Identify each line below that contains the word "Kvalvig", and copy it out.

[Start DATASET EXCERPTS]

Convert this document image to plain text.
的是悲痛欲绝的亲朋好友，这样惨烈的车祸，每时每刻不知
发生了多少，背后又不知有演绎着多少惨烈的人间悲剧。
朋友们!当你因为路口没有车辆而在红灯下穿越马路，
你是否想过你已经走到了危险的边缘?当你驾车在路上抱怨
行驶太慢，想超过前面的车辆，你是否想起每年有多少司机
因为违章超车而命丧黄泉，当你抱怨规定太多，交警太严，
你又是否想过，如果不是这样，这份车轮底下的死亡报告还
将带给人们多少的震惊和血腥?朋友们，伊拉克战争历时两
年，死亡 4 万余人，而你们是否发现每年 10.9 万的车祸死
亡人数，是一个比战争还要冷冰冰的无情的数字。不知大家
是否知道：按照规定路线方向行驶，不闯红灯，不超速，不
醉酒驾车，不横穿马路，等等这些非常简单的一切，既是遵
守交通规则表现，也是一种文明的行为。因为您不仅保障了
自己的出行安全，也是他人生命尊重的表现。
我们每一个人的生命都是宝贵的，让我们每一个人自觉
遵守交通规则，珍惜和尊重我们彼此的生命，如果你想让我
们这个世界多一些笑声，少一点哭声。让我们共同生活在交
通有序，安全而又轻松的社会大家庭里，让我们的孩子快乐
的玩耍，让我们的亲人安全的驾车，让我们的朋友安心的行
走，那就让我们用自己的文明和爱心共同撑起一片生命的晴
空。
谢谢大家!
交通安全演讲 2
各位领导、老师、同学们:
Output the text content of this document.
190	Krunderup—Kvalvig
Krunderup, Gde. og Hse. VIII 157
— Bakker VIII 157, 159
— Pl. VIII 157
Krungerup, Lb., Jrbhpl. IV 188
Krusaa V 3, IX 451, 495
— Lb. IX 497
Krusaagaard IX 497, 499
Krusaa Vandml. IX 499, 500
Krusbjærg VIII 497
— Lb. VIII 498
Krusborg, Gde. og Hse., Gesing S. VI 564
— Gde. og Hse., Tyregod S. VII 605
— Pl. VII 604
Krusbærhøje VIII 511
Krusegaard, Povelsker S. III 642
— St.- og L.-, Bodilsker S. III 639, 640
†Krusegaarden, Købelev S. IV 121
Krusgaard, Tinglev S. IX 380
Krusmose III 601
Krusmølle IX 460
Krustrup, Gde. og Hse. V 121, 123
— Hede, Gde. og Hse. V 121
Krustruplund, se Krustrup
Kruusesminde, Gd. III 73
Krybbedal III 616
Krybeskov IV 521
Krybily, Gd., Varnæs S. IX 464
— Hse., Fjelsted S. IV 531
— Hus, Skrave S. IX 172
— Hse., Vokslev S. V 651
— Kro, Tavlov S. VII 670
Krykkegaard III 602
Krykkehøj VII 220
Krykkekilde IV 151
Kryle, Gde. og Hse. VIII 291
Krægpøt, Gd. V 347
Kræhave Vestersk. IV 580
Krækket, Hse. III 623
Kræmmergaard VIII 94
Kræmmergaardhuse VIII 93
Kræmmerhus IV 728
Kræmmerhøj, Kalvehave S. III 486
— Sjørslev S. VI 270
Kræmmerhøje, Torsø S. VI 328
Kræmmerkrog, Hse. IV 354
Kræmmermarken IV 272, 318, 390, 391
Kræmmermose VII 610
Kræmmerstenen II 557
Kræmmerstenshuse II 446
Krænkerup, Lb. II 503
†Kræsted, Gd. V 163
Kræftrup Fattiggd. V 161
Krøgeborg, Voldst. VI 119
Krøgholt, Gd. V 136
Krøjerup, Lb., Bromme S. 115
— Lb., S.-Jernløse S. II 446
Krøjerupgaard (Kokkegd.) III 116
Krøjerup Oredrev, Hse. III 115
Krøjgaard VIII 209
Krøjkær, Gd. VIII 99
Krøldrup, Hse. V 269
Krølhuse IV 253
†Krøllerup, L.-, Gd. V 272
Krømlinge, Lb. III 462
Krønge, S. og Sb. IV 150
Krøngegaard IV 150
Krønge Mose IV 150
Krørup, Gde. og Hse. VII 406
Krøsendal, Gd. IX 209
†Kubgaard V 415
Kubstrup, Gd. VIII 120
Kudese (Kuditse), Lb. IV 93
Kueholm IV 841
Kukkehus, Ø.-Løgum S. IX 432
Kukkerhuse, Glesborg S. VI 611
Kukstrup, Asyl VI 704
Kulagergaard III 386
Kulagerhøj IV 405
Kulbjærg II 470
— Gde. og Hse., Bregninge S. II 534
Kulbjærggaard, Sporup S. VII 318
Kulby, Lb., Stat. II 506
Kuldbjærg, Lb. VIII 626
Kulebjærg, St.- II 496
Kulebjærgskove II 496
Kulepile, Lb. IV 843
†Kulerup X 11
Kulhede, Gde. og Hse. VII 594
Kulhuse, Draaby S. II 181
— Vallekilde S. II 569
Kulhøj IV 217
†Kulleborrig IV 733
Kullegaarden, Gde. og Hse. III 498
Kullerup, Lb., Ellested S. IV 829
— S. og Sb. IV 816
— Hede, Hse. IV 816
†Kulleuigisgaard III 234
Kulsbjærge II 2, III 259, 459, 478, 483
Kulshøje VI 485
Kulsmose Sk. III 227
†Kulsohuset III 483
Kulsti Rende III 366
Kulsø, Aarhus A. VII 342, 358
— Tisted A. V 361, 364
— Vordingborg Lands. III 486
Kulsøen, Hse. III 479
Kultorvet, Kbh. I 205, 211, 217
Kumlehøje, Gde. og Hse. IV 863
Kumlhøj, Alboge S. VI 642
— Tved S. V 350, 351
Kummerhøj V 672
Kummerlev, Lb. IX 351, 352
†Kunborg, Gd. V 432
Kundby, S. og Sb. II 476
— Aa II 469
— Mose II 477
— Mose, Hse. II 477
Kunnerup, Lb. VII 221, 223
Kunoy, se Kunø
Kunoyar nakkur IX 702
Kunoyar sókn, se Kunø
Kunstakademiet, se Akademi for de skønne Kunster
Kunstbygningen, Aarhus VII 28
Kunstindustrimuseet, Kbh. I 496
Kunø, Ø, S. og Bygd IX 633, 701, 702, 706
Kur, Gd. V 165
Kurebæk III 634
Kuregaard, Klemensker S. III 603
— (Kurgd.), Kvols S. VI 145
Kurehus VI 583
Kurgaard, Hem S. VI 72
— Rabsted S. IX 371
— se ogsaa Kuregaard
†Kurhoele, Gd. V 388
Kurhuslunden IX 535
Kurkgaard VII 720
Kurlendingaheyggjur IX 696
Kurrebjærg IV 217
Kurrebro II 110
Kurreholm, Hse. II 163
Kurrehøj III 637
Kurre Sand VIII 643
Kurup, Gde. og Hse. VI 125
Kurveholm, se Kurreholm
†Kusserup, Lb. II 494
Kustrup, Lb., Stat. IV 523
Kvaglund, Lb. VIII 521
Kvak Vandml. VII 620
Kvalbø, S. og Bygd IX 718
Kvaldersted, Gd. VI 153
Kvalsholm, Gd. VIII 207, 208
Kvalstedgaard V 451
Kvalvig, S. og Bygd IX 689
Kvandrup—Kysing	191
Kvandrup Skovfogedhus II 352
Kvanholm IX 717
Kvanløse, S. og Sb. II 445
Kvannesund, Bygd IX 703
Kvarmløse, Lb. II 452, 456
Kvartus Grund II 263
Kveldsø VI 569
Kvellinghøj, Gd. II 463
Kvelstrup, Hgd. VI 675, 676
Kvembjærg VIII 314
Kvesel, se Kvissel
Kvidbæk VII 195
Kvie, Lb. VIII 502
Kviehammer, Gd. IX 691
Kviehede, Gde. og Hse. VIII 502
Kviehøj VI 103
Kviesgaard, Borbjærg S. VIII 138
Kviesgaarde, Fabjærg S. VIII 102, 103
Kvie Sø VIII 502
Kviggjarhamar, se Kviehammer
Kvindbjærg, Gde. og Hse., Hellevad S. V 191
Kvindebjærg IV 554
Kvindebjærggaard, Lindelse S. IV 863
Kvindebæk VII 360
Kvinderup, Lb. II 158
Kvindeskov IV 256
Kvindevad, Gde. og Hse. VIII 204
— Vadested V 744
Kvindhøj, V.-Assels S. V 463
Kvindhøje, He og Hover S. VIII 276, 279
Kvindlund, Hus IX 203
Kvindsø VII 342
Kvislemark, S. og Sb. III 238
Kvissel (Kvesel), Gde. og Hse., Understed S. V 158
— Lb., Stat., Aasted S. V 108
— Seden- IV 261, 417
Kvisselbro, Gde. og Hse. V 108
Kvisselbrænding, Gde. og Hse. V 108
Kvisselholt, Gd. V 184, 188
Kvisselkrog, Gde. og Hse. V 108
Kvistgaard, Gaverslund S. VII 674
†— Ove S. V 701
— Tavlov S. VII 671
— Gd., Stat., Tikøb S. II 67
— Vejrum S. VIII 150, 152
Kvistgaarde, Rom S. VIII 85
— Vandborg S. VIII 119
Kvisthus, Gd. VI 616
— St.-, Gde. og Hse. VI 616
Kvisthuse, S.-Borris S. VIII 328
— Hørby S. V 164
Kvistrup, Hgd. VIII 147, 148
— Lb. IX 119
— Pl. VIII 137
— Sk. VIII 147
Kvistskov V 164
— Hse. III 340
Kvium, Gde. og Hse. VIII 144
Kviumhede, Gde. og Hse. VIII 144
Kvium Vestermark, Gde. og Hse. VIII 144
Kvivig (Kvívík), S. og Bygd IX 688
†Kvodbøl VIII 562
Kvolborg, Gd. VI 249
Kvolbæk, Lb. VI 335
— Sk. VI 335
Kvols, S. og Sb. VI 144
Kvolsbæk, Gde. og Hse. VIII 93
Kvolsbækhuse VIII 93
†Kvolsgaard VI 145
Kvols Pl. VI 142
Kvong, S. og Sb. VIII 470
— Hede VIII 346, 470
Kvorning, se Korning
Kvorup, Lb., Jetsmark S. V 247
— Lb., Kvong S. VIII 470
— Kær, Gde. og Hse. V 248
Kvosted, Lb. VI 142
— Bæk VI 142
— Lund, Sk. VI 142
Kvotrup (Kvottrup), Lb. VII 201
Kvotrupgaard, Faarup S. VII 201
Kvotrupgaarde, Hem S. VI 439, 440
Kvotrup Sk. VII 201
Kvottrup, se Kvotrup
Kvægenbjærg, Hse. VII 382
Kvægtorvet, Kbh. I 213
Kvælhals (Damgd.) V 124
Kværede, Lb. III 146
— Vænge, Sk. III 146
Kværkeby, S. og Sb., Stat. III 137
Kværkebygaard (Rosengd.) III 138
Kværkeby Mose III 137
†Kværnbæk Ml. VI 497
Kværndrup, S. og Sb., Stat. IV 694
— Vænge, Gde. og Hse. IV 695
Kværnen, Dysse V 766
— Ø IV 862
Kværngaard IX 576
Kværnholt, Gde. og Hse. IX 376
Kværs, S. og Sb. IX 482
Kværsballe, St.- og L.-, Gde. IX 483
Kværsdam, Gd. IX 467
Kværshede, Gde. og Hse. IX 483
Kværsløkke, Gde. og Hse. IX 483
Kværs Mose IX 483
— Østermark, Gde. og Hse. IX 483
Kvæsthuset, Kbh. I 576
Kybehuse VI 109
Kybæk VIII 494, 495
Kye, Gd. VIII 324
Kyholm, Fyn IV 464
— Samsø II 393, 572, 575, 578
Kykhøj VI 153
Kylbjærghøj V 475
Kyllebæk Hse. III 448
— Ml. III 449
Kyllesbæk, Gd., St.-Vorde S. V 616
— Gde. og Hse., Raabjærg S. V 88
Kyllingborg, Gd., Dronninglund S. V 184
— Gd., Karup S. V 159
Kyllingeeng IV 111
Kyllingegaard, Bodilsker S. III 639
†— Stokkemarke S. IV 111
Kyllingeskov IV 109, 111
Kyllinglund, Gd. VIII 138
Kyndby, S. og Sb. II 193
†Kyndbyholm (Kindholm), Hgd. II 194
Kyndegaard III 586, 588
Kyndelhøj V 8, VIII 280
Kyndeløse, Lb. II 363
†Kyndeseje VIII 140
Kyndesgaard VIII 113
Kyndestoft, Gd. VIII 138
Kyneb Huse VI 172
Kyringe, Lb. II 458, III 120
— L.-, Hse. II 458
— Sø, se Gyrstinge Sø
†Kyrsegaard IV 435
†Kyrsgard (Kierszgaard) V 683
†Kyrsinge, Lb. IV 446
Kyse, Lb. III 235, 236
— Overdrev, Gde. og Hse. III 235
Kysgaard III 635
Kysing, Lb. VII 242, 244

[End DATASET EXCERPTS]

§ **RESPONSE FOR THIS EXERCISE**
190	Krunderup—Kvalvig
Kvalvig, S. og Bygd IX 689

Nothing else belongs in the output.